EXERCISE GOAL = Work out how many lines of the listing hold "candidat", then state only that count.

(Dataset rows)

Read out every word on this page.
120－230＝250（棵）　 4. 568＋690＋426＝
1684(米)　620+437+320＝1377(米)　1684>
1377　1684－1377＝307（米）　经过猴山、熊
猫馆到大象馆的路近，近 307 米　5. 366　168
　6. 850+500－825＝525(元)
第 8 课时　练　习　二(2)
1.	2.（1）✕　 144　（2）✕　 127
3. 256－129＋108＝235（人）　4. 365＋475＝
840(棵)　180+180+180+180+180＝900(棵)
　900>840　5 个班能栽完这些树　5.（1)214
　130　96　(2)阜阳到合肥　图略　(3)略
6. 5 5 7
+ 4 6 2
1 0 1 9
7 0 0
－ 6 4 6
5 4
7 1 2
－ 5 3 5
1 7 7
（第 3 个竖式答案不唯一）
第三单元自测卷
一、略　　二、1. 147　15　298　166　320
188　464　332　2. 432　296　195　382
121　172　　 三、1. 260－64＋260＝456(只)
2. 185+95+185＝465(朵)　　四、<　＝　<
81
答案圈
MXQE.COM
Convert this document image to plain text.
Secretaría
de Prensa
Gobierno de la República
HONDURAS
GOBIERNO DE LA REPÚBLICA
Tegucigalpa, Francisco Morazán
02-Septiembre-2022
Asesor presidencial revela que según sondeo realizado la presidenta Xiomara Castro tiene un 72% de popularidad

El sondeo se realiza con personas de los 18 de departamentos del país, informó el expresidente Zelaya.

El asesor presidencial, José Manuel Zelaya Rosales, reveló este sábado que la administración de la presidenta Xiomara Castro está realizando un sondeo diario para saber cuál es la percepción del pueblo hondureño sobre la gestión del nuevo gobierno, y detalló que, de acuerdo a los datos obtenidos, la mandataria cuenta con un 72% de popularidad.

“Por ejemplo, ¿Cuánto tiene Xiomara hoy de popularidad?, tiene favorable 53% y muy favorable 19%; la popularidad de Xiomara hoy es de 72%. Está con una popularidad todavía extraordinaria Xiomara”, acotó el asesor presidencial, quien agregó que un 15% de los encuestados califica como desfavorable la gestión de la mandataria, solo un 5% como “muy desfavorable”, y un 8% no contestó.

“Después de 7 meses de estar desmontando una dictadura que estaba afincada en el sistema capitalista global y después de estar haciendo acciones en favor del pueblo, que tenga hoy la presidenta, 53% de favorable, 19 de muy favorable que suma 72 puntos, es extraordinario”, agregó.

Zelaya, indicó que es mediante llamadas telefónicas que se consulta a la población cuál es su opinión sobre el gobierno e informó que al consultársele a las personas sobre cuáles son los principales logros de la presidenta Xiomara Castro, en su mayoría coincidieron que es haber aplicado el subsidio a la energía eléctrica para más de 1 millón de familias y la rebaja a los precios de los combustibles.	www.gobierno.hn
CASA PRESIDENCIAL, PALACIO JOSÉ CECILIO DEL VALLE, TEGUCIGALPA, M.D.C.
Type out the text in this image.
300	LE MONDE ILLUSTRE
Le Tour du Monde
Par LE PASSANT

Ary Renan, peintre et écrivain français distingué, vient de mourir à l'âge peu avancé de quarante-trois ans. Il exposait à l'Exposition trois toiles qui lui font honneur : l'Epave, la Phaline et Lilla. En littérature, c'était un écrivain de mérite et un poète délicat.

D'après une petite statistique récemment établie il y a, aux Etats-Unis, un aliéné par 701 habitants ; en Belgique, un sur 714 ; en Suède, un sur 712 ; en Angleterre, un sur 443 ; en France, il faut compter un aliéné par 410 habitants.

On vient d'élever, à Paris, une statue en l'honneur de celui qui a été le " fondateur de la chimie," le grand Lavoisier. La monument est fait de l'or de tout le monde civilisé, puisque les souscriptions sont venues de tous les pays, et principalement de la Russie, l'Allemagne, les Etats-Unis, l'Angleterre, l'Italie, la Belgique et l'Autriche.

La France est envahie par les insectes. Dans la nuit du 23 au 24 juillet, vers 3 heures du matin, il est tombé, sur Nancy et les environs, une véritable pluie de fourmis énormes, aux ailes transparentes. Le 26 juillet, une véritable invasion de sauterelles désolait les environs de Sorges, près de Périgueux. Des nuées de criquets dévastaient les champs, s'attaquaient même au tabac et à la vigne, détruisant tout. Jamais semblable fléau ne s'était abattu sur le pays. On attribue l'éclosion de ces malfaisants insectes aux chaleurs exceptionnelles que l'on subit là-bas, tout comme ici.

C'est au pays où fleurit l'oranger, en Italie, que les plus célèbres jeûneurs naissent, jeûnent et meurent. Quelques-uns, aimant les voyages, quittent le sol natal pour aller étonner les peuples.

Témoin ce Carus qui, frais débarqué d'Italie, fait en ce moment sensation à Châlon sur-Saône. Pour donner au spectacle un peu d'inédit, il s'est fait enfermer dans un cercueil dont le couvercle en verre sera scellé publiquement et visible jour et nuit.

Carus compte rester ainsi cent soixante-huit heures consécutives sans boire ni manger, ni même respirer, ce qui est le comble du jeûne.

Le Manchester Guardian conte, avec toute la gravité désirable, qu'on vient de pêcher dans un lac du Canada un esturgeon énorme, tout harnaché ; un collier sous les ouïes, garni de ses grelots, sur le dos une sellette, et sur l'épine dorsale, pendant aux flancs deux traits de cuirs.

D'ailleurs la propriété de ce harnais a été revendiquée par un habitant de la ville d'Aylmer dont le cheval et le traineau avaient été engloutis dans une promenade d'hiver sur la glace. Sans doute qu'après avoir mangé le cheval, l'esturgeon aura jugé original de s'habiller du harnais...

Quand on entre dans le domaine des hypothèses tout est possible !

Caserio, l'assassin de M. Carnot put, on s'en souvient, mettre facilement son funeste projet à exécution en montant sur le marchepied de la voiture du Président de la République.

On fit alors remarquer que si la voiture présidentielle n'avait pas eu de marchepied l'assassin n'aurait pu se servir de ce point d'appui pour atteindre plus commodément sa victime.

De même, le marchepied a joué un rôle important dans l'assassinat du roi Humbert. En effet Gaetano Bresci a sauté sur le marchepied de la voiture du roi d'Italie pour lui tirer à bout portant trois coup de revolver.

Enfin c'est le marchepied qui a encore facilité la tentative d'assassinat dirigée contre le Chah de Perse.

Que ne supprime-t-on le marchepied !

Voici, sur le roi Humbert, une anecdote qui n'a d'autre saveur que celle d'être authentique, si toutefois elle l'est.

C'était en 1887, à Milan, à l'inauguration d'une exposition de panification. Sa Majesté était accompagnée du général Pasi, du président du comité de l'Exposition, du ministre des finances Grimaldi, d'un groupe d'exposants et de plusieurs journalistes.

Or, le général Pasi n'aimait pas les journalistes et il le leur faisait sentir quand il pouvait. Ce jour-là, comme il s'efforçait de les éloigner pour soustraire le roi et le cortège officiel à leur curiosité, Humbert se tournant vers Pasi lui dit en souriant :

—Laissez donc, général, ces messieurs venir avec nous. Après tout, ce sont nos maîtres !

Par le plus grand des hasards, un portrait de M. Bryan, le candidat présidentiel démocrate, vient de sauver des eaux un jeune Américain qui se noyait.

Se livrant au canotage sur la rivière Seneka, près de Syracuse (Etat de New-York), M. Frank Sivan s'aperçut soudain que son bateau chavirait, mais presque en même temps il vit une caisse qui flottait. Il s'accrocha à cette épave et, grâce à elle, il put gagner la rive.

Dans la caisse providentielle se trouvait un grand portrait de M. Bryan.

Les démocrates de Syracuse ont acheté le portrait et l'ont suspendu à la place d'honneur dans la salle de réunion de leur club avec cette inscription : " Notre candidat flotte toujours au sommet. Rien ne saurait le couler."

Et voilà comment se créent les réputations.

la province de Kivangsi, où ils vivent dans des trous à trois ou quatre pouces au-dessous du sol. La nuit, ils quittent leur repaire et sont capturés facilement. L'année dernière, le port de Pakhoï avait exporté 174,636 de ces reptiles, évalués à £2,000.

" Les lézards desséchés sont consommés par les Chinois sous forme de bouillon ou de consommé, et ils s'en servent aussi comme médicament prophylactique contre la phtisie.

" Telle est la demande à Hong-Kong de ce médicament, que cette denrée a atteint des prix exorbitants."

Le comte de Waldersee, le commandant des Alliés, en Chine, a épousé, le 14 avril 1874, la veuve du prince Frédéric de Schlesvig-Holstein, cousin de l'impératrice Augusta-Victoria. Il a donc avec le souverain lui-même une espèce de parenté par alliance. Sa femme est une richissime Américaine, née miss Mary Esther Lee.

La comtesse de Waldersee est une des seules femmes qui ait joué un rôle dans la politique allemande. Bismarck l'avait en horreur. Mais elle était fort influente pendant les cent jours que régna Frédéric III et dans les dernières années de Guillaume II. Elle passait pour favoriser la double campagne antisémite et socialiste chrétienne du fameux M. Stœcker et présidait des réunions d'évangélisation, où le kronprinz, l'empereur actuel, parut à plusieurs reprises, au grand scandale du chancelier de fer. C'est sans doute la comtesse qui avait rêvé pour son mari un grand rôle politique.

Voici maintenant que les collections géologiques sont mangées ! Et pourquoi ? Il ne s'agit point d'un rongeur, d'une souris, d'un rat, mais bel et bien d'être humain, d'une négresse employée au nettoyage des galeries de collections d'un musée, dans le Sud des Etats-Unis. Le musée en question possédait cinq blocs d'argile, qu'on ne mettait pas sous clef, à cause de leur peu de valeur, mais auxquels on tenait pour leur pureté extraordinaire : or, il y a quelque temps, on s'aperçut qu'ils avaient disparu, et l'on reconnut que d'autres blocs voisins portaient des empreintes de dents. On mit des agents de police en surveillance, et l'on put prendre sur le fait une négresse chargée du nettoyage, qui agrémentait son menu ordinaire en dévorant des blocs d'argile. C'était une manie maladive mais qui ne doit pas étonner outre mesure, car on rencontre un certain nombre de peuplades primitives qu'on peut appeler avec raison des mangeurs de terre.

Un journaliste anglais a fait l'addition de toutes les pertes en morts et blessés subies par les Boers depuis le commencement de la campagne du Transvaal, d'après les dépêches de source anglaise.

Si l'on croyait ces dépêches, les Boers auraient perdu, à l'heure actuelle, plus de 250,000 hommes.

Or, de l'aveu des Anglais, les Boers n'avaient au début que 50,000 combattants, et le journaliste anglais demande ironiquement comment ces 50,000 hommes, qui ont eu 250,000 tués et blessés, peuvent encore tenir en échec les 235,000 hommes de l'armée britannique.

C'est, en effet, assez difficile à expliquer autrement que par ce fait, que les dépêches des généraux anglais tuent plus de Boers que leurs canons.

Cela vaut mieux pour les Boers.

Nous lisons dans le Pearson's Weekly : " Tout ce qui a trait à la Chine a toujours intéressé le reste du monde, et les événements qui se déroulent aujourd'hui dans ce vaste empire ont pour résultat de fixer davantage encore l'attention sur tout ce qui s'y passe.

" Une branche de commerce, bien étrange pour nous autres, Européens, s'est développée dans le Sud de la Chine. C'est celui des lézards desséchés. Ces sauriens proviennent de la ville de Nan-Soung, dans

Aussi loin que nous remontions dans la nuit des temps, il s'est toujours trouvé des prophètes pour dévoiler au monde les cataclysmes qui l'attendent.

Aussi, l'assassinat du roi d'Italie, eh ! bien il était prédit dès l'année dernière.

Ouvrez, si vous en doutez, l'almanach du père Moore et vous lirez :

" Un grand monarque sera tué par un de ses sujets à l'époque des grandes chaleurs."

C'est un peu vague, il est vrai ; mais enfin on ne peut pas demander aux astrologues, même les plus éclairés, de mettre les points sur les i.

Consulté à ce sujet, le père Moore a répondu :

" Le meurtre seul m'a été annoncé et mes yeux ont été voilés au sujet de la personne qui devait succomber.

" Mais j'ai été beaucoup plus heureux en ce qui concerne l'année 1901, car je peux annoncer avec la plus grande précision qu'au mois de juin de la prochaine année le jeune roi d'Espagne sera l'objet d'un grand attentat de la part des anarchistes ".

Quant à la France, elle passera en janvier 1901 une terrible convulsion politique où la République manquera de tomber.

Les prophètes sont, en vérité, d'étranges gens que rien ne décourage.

CORRECT RESULT = 2